#### Description of the task:
Skip the pictures. Repeat everything else in the records word for word.

#### Input:
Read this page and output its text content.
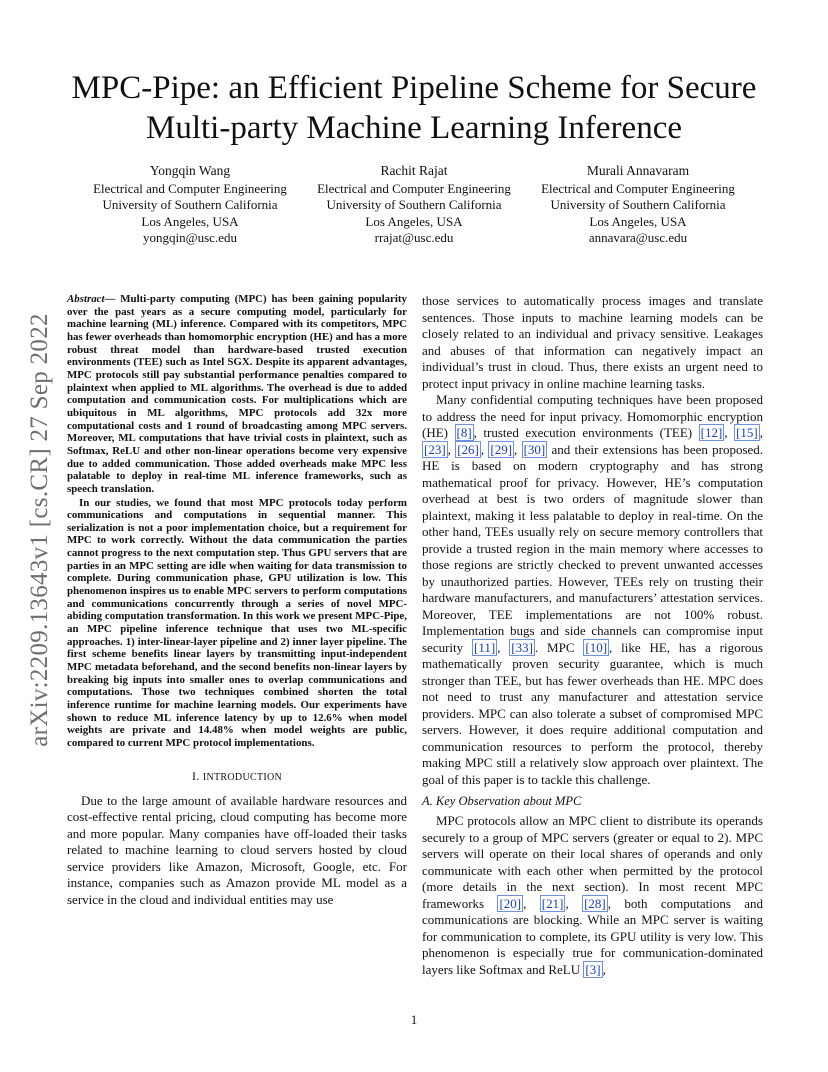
MPC-Pipe: an Efficient Pipeline Scheme for Secure
Multi-party Machine Learning Inference
Yongqin Wang
Electrical and Computer Engineering
University of Southern California
Los Angeles, USA
yongqin@usc.edu
Rachit Rajat
Electrical and Computer Engineering
University of Southern California
Los Angeles, USA
rrajat@usc.edu
Murali Annavaram
Electrical and Computer Engineering
University of Southern California
Los Angeles, USA
annavara@usc.edu
arXiv:2209.13643v1 [cs.CR] 27 Sep 2022

Abstract— Multi-party computing (MPC) has been gaining popularity over the past years as a secure computing model, particularly for machine learning (ML) inference. Compared with its competitors, MPC has fewer overheads than homomorphic encryption (HE) and has a more robust threat model than hardware-based trusted execution environments (TEE) such as Intel SGX. Despite its apparent advantages, MPC protocols still pay substantial performance penalties compared to plaintext when applied to ML algorithms. The overhead is due to added computation and communication costs. For multiplications which are ubiquitous in ML algorithms, MPC protocols add 32x more computational costs and 1 round of broadcasting among MPC servers. Moreover, ML computations that have trivial costs in plaintext, such as Softmax, ReLU and other non-linear operations become very expensive due to added communication. Those added overheads make MPC less palatable to deploy in real-time ML inference frameworks, such as speech translation.

In our studies, we found that most MPC protocols today perform communications and computations in sequential manner. This serialization is not a poor implementation choice, but a requirement for MPC to work correctly. Without the data communication the parties cannot progress to the next computation step. Thus GPU servers that are parties in an MPC setting are idle when waiting for data transmission to complete. During communication phase, GPU utilization is low. This phenomenon inspires us to enable MPC servers to perform computations and communications concurrently through a series of novel MPC-abiding computation transformation. In this work we present MPC-Pipe, an MPC pipeline inference technique that uses two ML-specific approaches. 1) inter-linear-layer pipeline and 2) inner layer pipeline. The first scheme benefits linear layers by transmitting input-independent MPC metadata beforehand, and the second benefits non-linear layers by breaking big inputs into smaller ones to overlap communications and computations. Those two techniques combined shorten the total inference runtime for machine learning models. Our experiments have shown to reduce ML inference latency by up to 12.6% when model weights are private and 14.48% when model weights are public, compared to current MPC protocol implementations.

I. INTRODUCTION

Due to the large amount of available hardware resources and cost-effective rental pricing, cloud computing has become more and more popular. Many companies have off-loaded their tasks related to machine learning to cloud servers hosted by cloud service providers like Amazon, Microsoft, Google, etc. For instance, companies such as Amazon provide ML model as a service in the cloud and individual entities may use

those services to automatically process images and translate sentences. Those inputs to machine learning models can be closely related to an individual and privacy sensitive. Leakages and abuses of that information can negatively impact an individual’s trust in cloud. Thus, there exists an urgent need to protect input privacy in online machine learning tasks.

Many confidential computing techniques have been proposed to address the need for input privacy. Homomorphic encryption (HE) [8] , trusted execution environments (TEE) [12] , [15] , [23] , [26] , [29] , [30] and their extensions has been proposed. HE is based on modern cryptography and has strong mathematical proof for privacy. However, HE’s computation overhead at best is two orders of magnitude slower than plaintext, making it less palatable to deploy in real-time. On the other hand, TEEs usually rely on secure memory controllers that provide a trusted region in the main memory where accesses to those regions are strictly checked to prevent unwanted accesses by unauthorized parties. However, TEEs rely on trusting their hardware manufacturers, and manufacturers’ attestation services. Moreover, TEE implementations are not 100% robust. Implementation bugs and side channels can compromise input security [11] , [33] . MPC [10] , like HE, has a rigorous mathematically proven security guarantee, which is much stronger than TEE, but has fewer overheads than HE. MPC does not need to trust any manufacturer and attestation service providers. MPC can also tolerate a subset of compromised MPC servers. However, it does require additional computation and communication resources to perform the protocol, thereby making MPC still a relatively slow approach over plaintext. The goal of this paper is to tackle this challenge.

A. Key Observation about MPC

MPC protocols allow an MPC client to distribute its operands securely to a group of MPC servers (greater or equal to 2). MPC servers will operate on their local shares of operands and only communicate with each other when permitted by the protocol (more details in the next section). In most recent MPC frameworks [20] , [21] , [28] , both computations and communications are blocking. While an MPC server is waiting for communication to complete, its GPU utility is very low. This phenomenon is especially true for communication-dominated layers like Softmax and ReLU [3] ,

1
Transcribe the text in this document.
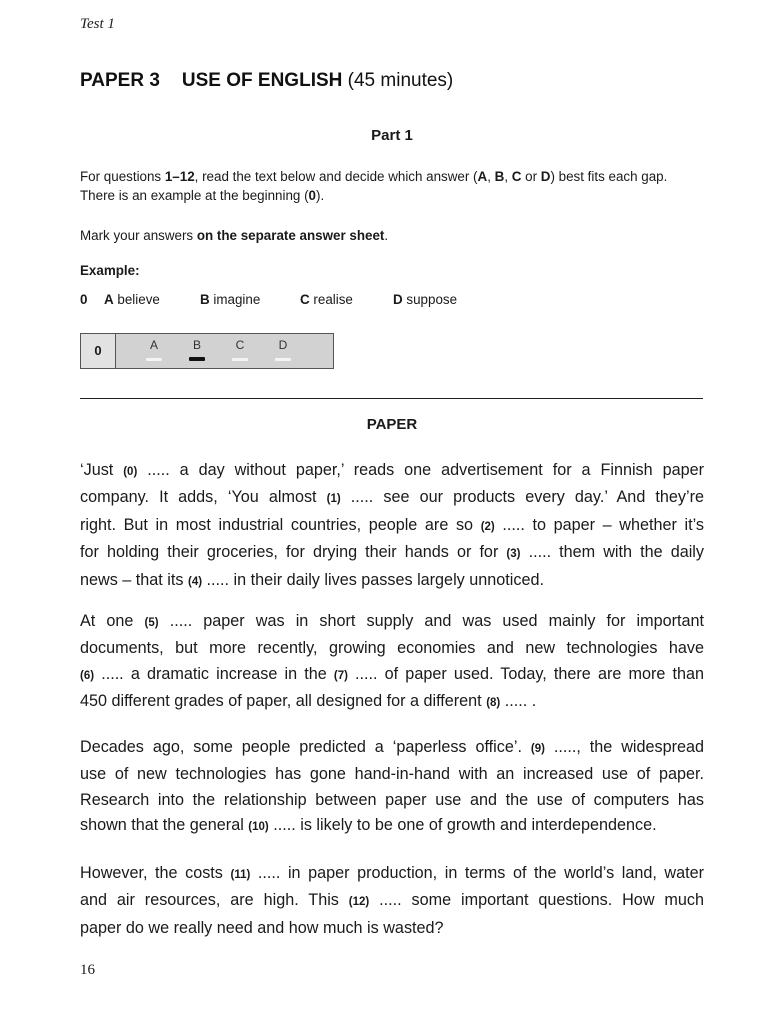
Test 1
PAPER 3 USE OF ENGLISH (45 minutes)
Part 1
For questions 1–12, read the text below and decide which answer (A, B, C or D) best fits each gap.
There is an example at the beginning (0).
Mark your answers on the separate answer sheet.
Example:
0 A believe	B imagine	C realise	D suppose
0	A	B	C	D
PAPER
‘Just (0) ..... a day without paper,’ reads one advertisement for a Finnish paper
company. It adds, ‘You almost (1) ..... see our products every day.’ And they’re
right. But in most industrial countries, people are so (2) ..... to paper – whether it’s
for holding their groceries, for drying their hands or for (3) ..... them with the daily
news – that its (4) ..... in their daily lives passes largely unnoticed.
At one (5) ..... paper was in short supply and was used mainly for important
documents, but more recently, growing economies and new technologies have
(6) ..... a dramatic increase in the (7) ..... of paper used. Today, there are more than
450 different grades of paper, all designed for a different (8) ..... .
Decades ago, some people predicted a ‘paperless office’. (9) ....., the widespread
use of new technologies has gone hand-in-hand with an increased use of paper.
Research into the relationship between paper use and the use of computers has
shown that the general (10) ..... is likely to be one of growth and interdependence.
However, the costs (11) ..... in paper production, in terms of the world’s land, water
and air resources, are high. This (12) ..... some important questions. How much
paper do we really need and how much is wasted?
16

#### Written response:
Read this page and output its text content.
MPC-Pipe: an Efficient Pipeline Scheme for Secure
Multi-party Machine Learning Inference
Yongqin Wang
Electrical and Computer Engineering
University of Southern California
Los Angeles, USA
yongqin@usc.edu
Rachit Rajat
Electrical and Computer Engineering
University of Southern California
Los Angeles, USA
rrajat@usc.edu
Murali Annavaram
Electrical and Computer Engineering
University of Southern California
Los Angeles, USA
annavara@usc.edu
arXiv:2209.13643v1 [cs.CR] 27 Sep 2022

Abstract— Multi-party computing (MPC) has been gaining popularity over the past years as a secure computing model, particularly for machine learning (ML) inference. Compared with its competitors, MPC has fewer overheads than homomorphic encryption (HE) and has a more robust threat model than hardware-based trusted execution environments (TEE) such as Intel SGX. Despite its apparent advantages, MPC protocols still pay substantial performance penalties compared to plaintext when applied to ML algorithms. The overhead is due to added computation and communication costs. For multiplications which are ubiquitous in ML algorithms, MPC protocols add 32x more computational costs and 1 round of broadcasting among MPC servers. Moreover, ML computations that have trivial costs in plaintext, such as Softmax, ReLU and other non-linear operations become very expensive due to added communication. Those added overheads make MPC less palatable to deploy in real-time ML inference frameworks, such as speech translation.

In our studies, we found that most MPC protocols today perform communications and computations in sequential manner. This serialization is not a poor implementation choice, but a requirement for MPC to work correctly. Without the data communication the parties cannot progress to the next computation step. Thus GPU servers that are parties in an MPC setting are idle when waiting for data transmission to complete. During communication phase, GPU utilization is low. This phenomenon inspires us to enable MPC servers to perform computations and communications concurrently through a series of novel MPC-abiding computation transformation. In this work we present MPC-Pipe, an MPC pipeline inference technique that uses two ML-specific approaches. 1) inter-linear-layer pipeline and 2) inner layer pipeline. The first scheme benefits linear layers by transmitting input-independent MPC metadata beforehand, and the second benefits non-linear layers by breaking big inputs into smaller ones to overlap communications and computations. Those two techniques combined shorten the total inference runtime for machine learning models. Our experiments have shown to reduce ML inference latency by up to 12.6% when model weights are private and 14.48% when model weights are public, compared to current MPC protocol implementations.

I. INTRODUCTION

Due to the large amount of available hardware resources and cost-effective rental pricing, cloud computing has become more and more popular. Many companies have off-loaded their tasks related to machine learning to cloud servers hosted by cloud service providers like Amazon, Microsoft, Google, etc. For instance, companies such as Amazon provide ML model as a service in the cloud and individual entities may use

those services to automatically process images and translate sentences. Those inputs to machine learning models can be closely related to an individual and privacy sensitive. Leakages and abuses of that information can negatively impact an individual’s trust in cloud. Thus, there exists an urgent need to protect input privacy in online machine learning tasks.

Many confidential computing techniques have been proposed to address the need for input privacy. Homomorphic encryption (HE) [8] , trusted execution environments (TEE) [12] , [15] , [23] , [26] , [29] , [30] and their extensions has been proposed. HE is based on modern cryptography and has strong mathematical proof for privacy. However, HE’s computation overhead at best is two orders of magnitude slower than plaintext, making it less palatable to deploy in real-time. On the other hand, TEEs usually rely on secure memory controllers that provide a trusted region in the main memory where accesses to those regions are strictly checked to prevent unwanted accesses by unauthorized parties. However, TEEs rely on trusting their hardware manufacturers, and manufacturers’ attestation services. Moreover, TEE implementations are not 100% robust. Implementation bugs and side channels can compromise input security [11] , [33] . MPC [10] , like HE, has a rigorous mathematically proven security guarantee, which is much stronger than TEE, but has fewer overheads than HE. MPC does not need to trust any manufacturer and attestation service providers. MPC can also tolerate a subset of compromised MPC servers. However, it does require additional computation and communication resources to perform the protocol, thereby making MPC still a relatively slow approach over plaintext. The goal of this paper is to tackle this challenge.

A. Key Observation about MPC

MPC protocols allow an MPC client to distribute its operands securely to a group of MPC servers (greater or equal to 2). MPC servers will operate on their local shares of operands and only communicate with each other when permitted by the protocol (more details in the next section). In most recent MPC frameworks [20] , [21] , [28] , both computations and communications are blocking. While an MPC server is waiting for communication to complete, its GPU utility is very low. This phenomenon is especially true for communication-dominated layers like Softmax and ReLU [3] ,

1
Transcribe the text in this document.
Test 1
PAPER 3 USE OF ENGLISH (45 minutes)
Part 1
For questions 1–12, read the text below and decide which answer (A, B, C or D) best fits each gap.
There is an example at the beginning (0).
Mark your answers on the separate answer sheet.
Example:
0 A believe	B imagine	C realise	D suppose
0	A	B	C	D
PAPER
‘Just (0) ..... a day without paper,’ reads one advertisement for a Finnish paper
company. It adds, ‘You almost (1) ..... see our products every day.’ And they’re
right. But in most industrial countries, people are so (2) ..... to paper – whether it’s
for holding their groceries, for drying their hands or for (3) ..... them with the daily
news – that its (4) ..... in their daily lives passes largely unnoticed.
At one (5) ..... paper was in short supply and was used mainly for important
documents, but more recently, growing economies and new technologies have
(6) ..... a dramatic increase in the (7) ..... of paper used. Today, there are more than
450 different grades of paper, all designed for a different (8) ..... .
Decades ago, some people predicted a ‘paperless office’. (9) ....., the widespread
use of new technologies has gone hand-in-hand with an increased use of paper.
Research into the relationship between paper use and the use of computers has
shown that the general (10) ..... is likely to be one of growth and interdependence.
However, the costs (11) ..... in paper production, in terms of the world’s land, water
and air resources, are high. This (12) ..... some important questions. How much
paper do we really need and how much is wasted?
16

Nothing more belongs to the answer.